─── Supplied passage ───
Since last week’s cooling rains began, the aspen line has been perceptible on the peaks and slopes, its visibility increasing by the day.

What is not visible yet is any actual gold, although it’s already there. The reason we can see the lines now is that the leaves are already turning: drying, paling, at the moment appearing merely a lighter, brighter green than that of the conifers that surround them, but in truth, they look that way in part because there’s gold there already.

Down here at the mountains’ feet, our own aspens have begun turning, as well — a month and more too soon, at least by normal standards. But there is no “normal” any longer, and precious few “standards” left by which to measure it anyway.

And so we are left with the near-certainty of no real season of turning leaves, no fall filled with foliage on fire. It won’t be the first time; indeed, over the last half-decade, a little more, we’ve probably had more of these years than what was once an ordinary annual event. It’s one more loss among so many that we have lost count by now, but it’s a significant one.

I find myself looking to the trees a hundred times a day now, trying to catch each turn of leaf, each shift from green to gold, and beyond. It’s mostly unconscious, and I suppose the hope is to imprint them in memory, against a time, now looming, when the drought ensures that there are no trees to change color anymore.

It’s a sobering thought; a grief-inducing one, too.

There is so much still that can be done, that must be done, but so little commitment to do it.

For now, our one saving grace is to let what we still can see inspire us: to prevent its disappearance, yes, but more to the point, to shore up our spirits in the brutally hard but necessary work of saving what we can and rebuilding, as much as possible, what we can’t.

The subject of this week’s Monday Photo Meditation, above, reminds of us what to expect in the days and weeks to come . . . and of what we have lost. It’s a photo that Wings shot in digital format, but it dates back easily a decade, perhaps more. That much is clear simply by the spindly youth of the tree itself. It’s one of four that he planted more than two decades ago, in a gentle arc to the east: three side by side, the third and fourth separated by a pair of junipers. By the time he shot this photo, which, if pressed, I would put no later than 2012, perhaps as early as 2010, all of them still looked remarkably young and fragile, yet all were strongly-rooted and sturdy in their leafing and turning each year.

No longer.
─── Provided records ───
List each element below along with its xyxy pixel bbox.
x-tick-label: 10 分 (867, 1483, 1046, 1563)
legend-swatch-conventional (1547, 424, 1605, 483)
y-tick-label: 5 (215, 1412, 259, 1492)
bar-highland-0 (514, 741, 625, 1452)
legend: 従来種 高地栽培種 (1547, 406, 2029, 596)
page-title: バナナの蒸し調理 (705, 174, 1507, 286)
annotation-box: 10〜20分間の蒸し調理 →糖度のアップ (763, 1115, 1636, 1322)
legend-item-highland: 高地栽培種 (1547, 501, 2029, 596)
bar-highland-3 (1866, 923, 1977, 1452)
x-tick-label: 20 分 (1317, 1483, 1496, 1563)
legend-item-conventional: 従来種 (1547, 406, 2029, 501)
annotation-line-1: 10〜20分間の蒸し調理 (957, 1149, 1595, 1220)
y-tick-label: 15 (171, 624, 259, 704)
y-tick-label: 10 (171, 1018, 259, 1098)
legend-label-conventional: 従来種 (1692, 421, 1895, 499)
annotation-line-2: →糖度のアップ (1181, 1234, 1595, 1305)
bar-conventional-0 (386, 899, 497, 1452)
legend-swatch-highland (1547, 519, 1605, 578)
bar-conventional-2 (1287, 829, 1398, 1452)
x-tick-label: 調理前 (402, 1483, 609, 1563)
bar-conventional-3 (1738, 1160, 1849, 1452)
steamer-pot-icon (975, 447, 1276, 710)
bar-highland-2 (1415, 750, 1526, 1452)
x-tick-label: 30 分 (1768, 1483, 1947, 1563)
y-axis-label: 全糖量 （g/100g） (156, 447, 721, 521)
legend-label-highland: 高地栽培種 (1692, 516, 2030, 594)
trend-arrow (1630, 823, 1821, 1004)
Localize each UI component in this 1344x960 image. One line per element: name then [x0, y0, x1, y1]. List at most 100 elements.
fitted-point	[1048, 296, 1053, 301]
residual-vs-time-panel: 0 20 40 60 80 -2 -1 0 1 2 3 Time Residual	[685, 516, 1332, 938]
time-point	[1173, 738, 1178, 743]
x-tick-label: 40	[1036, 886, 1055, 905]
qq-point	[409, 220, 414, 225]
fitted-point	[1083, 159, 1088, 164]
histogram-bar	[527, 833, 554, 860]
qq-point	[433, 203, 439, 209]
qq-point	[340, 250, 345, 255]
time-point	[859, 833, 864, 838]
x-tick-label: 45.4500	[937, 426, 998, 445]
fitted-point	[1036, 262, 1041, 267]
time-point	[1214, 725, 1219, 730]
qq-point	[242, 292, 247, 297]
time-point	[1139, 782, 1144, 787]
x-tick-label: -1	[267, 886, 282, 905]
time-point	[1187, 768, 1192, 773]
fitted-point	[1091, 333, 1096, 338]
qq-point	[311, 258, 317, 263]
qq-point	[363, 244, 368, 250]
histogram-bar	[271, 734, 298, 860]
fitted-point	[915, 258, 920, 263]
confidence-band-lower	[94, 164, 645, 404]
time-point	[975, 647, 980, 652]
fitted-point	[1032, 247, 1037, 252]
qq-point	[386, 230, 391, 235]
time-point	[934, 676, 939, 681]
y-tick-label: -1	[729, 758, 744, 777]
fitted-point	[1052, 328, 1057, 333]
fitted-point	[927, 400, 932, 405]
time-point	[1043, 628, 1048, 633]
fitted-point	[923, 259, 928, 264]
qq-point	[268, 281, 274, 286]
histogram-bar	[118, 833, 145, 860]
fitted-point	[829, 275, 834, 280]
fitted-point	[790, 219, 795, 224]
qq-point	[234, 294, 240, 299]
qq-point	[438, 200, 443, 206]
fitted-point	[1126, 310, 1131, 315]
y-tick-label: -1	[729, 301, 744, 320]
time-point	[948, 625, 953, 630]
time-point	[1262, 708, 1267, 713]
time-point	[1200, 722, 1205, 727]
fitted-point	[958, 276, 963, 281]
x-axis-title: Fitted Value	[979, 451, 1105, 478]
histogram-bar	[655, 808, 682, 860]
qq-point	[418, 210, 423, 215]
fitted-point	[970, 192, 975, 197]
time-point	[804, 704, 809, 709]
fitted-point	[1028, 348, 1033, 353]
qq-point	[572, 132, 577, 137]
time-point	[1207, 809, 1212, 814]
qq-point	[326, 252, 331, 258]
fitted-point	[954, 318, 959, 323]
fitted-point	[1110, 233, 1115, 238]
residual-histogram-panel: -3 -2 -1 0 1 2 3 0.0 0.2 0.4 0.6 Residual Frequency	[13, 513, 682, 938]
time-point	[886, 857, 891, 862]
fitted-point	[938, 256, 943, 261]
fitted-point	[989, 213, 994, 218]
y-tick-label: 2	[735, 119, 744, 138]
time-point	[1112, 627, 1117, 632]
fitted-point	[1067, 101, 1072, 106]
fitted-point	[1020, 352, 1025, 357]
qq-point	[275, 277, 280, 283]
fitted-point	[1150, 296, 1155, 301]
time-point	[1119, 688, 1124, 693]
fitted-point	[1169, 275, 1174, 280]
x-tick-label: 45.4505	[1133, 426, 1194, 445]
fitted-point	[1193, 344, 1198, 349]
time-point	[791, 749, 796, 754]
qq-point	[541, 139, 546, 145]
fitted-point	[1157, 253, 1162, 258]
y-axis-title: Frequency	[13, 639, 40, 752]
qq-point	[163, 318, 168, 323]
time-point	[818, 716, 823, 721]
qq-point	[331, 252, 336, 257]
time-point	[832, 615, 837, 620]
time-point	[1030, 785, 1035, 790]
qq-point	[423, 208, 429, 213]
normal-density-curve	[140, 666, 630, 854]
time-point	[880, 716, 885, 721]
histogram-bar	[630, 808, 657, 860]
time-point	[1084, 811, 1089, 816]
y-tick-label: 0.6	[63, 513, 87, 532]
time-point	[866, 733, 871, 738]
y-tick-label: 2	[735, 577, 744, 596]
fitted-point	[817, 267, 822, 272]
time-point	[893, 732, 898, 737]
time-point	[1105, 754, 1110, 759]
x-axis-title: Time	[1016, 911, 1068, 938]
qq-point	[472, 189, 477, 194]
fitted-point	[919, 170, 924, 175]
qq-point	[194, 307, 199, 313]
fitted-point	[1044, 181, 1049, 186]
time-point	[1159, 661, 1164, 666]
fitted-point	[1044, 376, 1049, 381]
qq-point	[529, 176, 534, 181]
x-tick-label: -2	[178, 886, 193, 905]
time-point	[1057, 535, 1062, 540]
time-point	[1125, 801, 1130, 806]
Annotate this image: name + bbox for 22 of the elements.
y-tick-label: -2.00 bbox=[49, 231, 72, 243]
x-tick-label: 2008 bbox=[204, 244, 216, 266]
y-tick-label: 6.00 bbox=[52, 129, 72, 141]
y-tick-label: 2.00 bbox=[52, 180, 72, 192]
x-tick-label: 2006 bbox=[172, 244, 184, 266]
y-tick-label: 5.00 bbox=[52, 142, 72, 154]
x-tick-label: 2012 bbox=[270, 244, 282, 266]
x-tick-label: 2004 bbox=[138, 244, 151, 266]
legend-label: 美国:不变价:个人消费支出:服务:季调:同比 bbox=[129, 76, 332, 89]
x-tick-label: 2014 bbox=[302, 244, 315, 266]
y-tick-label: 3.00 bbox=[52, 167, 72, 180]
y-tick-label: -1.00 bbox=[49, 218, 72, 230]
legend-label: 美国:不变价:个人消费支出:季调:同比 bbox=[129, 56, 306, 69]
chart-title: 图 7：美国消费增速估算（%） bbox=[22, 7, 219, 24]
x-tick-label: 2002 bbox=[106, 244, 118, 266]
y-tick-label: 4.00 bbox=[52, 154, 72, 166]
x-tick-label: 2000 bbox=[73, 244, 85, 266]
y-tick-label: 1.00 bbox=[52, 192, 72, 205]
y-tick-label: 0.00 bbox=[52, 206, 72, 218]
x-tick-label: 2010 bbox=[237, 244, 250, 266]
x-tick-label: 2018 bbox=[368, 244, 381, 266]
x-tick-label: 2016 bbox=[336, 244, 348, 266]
───
Please quote from the aspen passage above the part that begins with the words containing "The subject of" and ends with "turning each year.".

=== Result ===
The subject of this week’s Monday Photo Meditation, above, reminds of us what to expect in the days and weeks to come . . . and of what we have lost. It’s a photo that Wings shot in digital format, but it dates back easily a decade, perhaps more. That much is clear simply by the spindly youth of the tree itself. It’s one of four that he planted more than two decades ago, in a gentle arc to the east: three side by side, the third and fourth separated by a pair of junipers. By the time he shot this photo, which, if pressed, I would put no later than 2012, perhaps as early as 2010, all of them still looked remarkably young and fragile, yet all were strongly-rooted and sturdy in their leafing and turning each year.